## SET PROBLEM
Print out the entries below with no edits.

## LISTED RECORDS
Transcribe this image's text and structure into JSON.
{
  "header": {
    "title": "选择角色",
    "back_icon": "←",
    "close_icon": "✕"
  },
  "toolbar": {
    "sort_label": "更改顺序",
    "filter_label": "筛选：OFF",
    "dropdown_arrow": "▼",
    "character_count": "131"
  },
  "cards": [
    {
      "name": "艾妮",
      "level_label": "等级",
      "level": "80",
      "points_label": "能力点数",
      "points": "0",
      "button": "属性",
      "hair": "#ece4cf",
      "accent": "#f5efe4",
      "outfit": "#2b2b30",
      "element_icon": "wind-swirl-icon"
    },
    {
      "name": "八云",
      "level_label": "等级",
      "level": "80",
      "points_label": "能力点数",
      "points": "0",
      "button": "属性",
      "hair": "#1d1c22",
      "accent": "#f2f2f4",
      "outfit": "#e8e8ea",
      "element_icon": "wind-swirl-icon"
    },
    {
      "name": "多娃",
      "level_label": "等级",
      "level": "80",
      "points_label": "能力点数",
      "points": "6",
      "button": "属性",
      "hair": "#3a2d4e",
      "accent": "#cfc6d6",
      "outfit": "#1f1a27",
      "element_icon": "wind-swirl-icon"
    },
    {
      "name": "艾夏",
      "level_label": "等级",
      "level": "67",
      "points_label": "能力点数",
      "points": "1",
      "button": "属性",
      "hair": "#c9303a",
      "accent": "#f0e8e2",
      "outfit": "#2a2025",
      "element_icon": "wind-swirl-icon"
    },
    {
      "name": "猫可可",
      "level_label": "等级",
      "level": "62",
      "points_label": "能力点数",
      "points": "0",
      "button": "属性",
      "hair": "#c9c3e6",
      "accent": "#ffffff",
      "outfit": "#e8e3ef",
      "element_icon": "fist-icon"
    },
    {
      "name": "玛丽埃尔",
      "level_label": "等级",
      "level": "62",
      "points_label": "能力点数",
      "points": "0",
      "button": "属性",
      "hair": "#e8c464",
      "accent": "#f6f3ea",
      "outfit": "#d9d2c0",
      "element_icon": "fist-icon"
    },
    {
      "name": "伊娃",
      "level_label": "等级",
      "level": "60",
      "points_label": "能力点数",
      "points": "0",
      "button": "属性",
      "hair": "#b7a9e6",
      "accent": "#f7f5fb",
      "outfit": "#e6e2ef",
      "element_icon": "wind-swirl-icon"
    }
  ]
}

## RESPONSE
Transcribe this image's text and structure into JSON.
{
  "header": {
    "title": "选择角色",
    "back_icon": "←",
    "close_icon": "✕"
  },
  "toolbar": {
    "sort_label": "更改顺序",
    "filter_label": "筛选：OFF",
    "dropdown_arrow": "▼",
    "character_count": "131"
  },
  "cards": [
    {
      "name": "艾妮",
      "level_label": "等级",
      "level": "80",
      "points_label": "能力点数",
      "points": "0",
      "button": "属性",
      "hair": "#ece4cf",
      "accent": "#f5efe4",
      "outfit": "#2b2b30",
      "element_icon": "wind-swirl-icon"
    },
    {
      "name": "八云",
      "level_label": "等级",
      "level": "80",
      "points_label": "能力点数",
      "points": "0",
      "button": "属性",
      "hair": "#1d1c22",
      "accent": "#f2f2f4",
      "outfit": "#e8e8ea",
      "element_icon": "wind-swirl-icon"
    },
    {
      "name": "多娃",
      "level_label": "等级",
      "level": "80",
      "points_label": "能力点数",
      "points": "6",
      "button": "属性",
      "hair": "#3a2d4e",
      "accent": "#cfc6d6",
      "outfit": "#1f1a27",
      "element_icon": "wind-swirl-icon"
    },
    {
      "name": "艾夏",
      "level_label": "等级",
      "level": "67",
      "points_label": "能力点数",
      "points": "1",
      "button": "属性",
      "hair": "#c9303a",
      "accent": "#f0e8e2",
      "outfit": "#2a2025",
      "element_icon": "wind-swirl-icon"
    },
    {
      "name": "猫可可",
      "level_label": "等级",
      "level": "62",
      "points_label": "能力点数",
      "points": "0",
      "button": "属性",
      "hair": "#c9c3e6",
      "accent": "#ffffff",
      "outfit": "#e8e3ef",
      "element_icon": "fist-icon"
    },
    {
      "name": "玛丽埃尔",
      "level_label": "等级",
      "level": "62",
      "points_label": "能力点数",
      "points": "0",
      "button": "属性",
      "hair": "#e8c464",
      "accent": "#f6f3ea",
      "outfit": "#d9d2c0",
      "element_icon": "fist-icon"
    },
    {
      "name": "伊娃",
      "level_label": "等级",
      "level": "60",
      "points_label": "能力点数",
      "points": "0",
      "button": "属性",
      "hair": "#b7a9e6",
      "accent": "#f7f5fb",
      "outfit": "#e6e2ef",
      "element_icon": "wind-swirl-icon"
    }
  ]
}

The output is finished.